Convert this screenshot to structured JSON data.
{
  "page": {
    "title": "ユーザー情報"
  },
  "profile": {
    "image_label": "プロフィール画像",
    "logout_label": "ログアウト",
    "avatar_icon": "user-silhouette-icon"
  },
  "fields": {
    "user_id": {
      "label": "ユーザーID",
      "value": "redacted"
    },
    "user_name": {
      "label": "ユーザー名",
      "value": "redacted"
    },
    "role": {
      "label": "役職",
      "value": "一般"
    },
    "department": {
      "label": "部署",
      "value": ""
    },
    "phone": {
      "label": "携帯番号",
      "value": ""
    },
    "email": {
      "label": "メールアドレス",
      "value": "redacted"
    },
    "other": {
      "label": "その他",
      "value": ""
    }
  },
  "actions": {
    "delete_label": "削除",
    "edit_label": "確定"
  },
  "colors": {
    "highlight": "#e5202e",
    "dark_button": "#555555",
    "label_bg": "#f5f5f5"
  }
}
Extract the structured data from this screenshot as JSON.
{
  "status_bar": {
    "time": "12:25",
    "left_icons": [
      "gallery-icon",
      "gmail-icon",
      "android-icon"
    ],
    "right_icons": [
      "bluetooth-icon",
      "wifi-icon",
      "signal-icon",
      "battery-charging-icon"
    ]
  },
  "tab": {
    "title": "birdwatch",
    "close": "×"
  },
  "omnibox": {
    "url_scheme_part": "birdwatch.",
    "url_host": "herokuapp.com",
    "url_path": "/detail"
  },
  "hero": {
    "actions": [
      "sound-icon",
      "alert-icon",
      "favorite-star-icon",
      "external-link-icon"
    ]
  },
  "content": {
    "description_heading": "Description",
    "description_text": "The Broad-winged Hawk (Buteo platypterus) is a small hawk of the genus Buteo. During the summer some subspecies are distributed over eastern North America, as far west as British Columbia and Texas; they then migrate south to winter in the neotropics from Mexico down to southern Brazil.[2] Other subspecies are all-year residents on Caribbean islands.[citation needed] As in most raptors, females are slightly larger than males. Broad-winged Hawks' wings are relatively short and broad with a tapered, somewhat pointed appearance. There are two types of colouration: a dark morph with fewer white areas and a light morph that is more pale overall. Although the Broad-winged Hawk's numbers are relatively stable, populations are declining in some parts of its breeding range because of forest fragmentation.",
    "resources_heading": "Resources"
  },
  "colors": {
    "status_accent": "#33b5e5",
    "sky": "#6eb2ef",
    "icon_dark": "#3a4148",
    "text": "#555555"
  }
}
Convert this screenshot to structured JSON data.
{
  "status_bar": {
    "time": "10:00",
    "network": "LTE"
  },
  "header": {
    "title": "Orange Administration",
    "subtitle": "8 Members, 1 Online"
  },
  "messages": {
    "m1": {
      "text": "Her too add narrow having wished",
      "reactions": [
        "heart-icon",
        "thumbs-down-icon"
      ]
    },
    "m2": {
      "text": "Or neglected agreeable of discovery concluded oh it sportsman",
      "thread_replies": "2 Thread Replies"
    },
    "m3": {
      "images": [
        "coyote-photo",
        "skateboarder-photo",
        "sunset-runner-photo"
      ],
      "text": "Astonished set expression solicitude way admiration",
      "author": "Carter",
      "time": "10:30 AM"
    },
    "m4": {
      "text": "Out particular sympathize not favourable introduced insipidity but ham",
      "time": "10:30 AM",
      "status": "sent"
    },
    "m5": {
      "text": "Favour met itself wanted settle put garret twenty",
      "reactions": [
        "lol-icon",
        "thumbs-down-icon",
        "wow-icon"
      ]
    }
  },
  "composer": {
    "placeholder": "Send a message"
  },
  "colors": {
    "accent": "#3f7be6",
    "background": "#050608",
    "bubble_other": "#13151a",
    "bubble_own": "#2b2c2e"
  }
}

● BRIEF: The records above should be returned exactly.

● EXERCISE ANSWER:
Convert this screenshot to structured JSON data.
{
  "page": {
    "title": "ユーザー情報"
  },
  "profile": {
    "image_label": "プロフィール画像",
    "logout_label": "ログアウト",
    "avatar_icon": "user-silhouette-icon"
  },
  "fields": {
    "user_id": {
      "label": "ユーザーID",
      "value": "redacted"
    },
    "user_name": {
      "label": "ユーザー名",
      "value": "redacted"
    },
    "role": {
      "label": "役職",
      "value": "一般"
    },
    "department": {
      "label": "部署",
      "value": ""
    },
    "phone": {
      "label": "携帯番号",
      "value": ""
    },
    "email": {
      "label": "メールアドレス",
      "value": "redacted"
    },
    "other": {
      "label": "その他",
      "value": ""
    }
  },
  "actions": {
    "delete_label": "削除",
    "edit_label": "確定"
  },
  "colors": {
    "highlight": "#e5202e",
    "dark_button": "#555555",
    "label_bg": "#f5f5f5"
  }
}
Extract the structured data from this screenshot as JSON.
{
  "status_bar": {
    "time": "12:25",
    "left_icons": [
      "gallery-icon",
      "gmail-icon",
      "android-icon"
    ],
    "right_icons": [
      "bluetooth-icon",
      "wifi-icon",
      "signal-icon",
      "battery-charging-icon"
    ]
  },
  "tab": {
    "title": "birdwatch",
    "close": "×"
  },
  "omnibox": {
    "url_scheme_part": "birdwatch.",
    "url_host": "herokuapp.com",
    "url_path": "/detail"
  },
  "hero": {
    "actions": [
      "sound-icon",
      "alert-icon",
      "favorite-star-icon",
      "external-link-icon"
    ]
  },
  "content": {
    "description_heading": "Description",
    "description_text": "The Broad-winged Hawk (Buteo platypterus) is a small hawk of the genus Buteo. During the summer some subspecies are distributed over eastern North America, as far west as British Columbia and Texas; they then migrate south to winter in the neotropics from Mexico down to southern Brazil.[2] Other subspecies are all-year residents on Caribbean islands.[citation needed] As in most raptors, females are slightly larger than males. Broad-winged Hawks' wings are relatively short and broad with a tapered, somewhat pointed appearance. There are two types of colouration: a dark morph with fewer white areas and a light morph that is more pale overall. Although the Broad-winged Hawk's numbers are relatively stable, populations are declining in some parts of its breeding range because of forest fragmentation.",
    "resources_heading": "Resources"
  },
  "colors": {
    "status_accent": "#33b5e5",
    "sky": "#6eb2ef",
    "icon_dark": "#3a4148",
    "text": "#555555"
  }
}
Convert this screenshot to structured JSON data.
{
  "status_bar": {
    "time": "10:00",
    "network": "LTE"
  },
  "header": {
    "title": "Orange Administration",
    "subtitle": "8 Members, 1 Online"
  },
  "messages": {
    "m1": {
      "text": "Her too add narrow having wished",
      "reactions": [
        "heart-icon",
        "thumbs-down-icon"
      ]
    },
    "m2": {
      "text": "Or neglected agreeable of discovery concluded oh it sportsman",
      "thread_replies": "2 Thread Replies"
    },
    "m3": {
      "images": [
        "coyote-photo",
        "skateboarder-photo",
        "sunset-runner-photo"
      ],
      "text": "Astonished set expression solicitude way admiration",
      "author": "Carter",
      "time": "10:30 AM"
    },
    "m4": {
      "text": "Out particular sympathize not favourable introduced insipidity but ham",
      "time": "10:30 AM",
      "status": "sent"
    },
    "m5": {
      "text": "Favour met itself wanted settle put garret twenty",
      "reactions": [
        "lol-icon",
        "thumbs-down-icon",
        "wow-icon"
      ]
    }
  },
  "composer": {
    "placeholder": "Send a message"
  },
  "colors": {
    "accent": "#3f7be6",
    "background": "#050608",
    "bubble_other": "#13151a",
    "bubble_own": "#2b2c2e"
  }
}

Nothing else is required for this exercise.